● What to work on:
1/ Please reproduce the stretch of the Medicare cardiac rehabilitation page from "Cardiac rehabilitation programs" through "Who's eligible?", word for word.
2/ List every condition or procedure that the Medicare cardiac rehabilitation page names as making a referred Part B patient eligible for cardiac rehabilitation programs.

● Document excerpt:
========================================================================
Your Medicare Coverage

Is my test, item, or service covered?

Cardiac rehabilitation programs

How often is it covered?

Medicare Part B (Medical Insurance) covers comprehensive cardiac rehabilitation (CR) programs that include exercise, education, and counseling. Part B also covers intensive cardiac rehabilitation (ICR) programs that, like regular CR programs, include exercise, education, and counseling. ICR programs are typically more rigorous or more intense that CR programs. These programs may be provided in a hospital outpatient setting (including a critical access hospital) or in a doctor's office.

Who's eligible?

People with Part B are covered. You must be referred by your doctor and have had any of these:

  • A heart attack in the last 12 months
  • Coronary artery bypass surgery
  • Current stable angina pectoris  
  • A heart valve repair or replacement
  • A coronary angioplasty or coronary stent  
  • A heart or heart-lung transplant
  • Stable chronic heart failure

Intensive Cardiac Rehabilitation (ICR) programs are also covered if your doctor orders it or if you have had any of the conditions listed above, with the exception of stable chronic heart failure, which applies only to CR programs.
========================================================================
● Provided data:
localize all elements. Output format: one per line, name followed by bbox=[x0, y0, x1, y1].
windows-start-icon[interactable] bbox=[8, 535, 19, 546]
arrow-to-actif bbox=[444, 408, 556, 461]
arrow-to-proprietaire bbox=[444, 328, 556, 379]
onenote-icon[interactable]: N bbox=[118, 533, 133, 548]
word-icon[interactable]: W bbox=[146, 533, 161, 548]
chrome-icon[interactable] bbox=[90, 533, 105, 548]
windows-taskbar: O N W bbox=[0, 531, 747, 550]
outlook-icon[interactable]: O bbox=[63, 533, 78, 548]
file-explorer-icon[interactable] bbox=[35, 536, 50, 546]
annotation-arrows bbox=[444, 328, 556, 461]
========================================================================
● Answers by task:
1/
Cardiac rehabilitation programs

How often is it covered?

Medicare Part B (Medical Insurance) covers comprehensive cardiac rehabilitation (CR) programs that include exercise, education, and counseling. Part B also covers intensive cardiac rehabilitation (ICR) programs that, like regular CR programs, include exercise, education, and counseling. ICR programs are typically more rigorous or more intense that CR programs. These programs may be provided in a hospital outpatient setting (including a critical access hospital) or in a doctor's office.

Who's eligible?

2/
- A heart attack in the last 12 months
- Coronary artery bypass surgery
- Current stable angina pectoris
- A heart valve repair or replacement
- A coronary angioplasty or coronary stent
- A heart or heart-lung transplant
- Stable chronic heart failure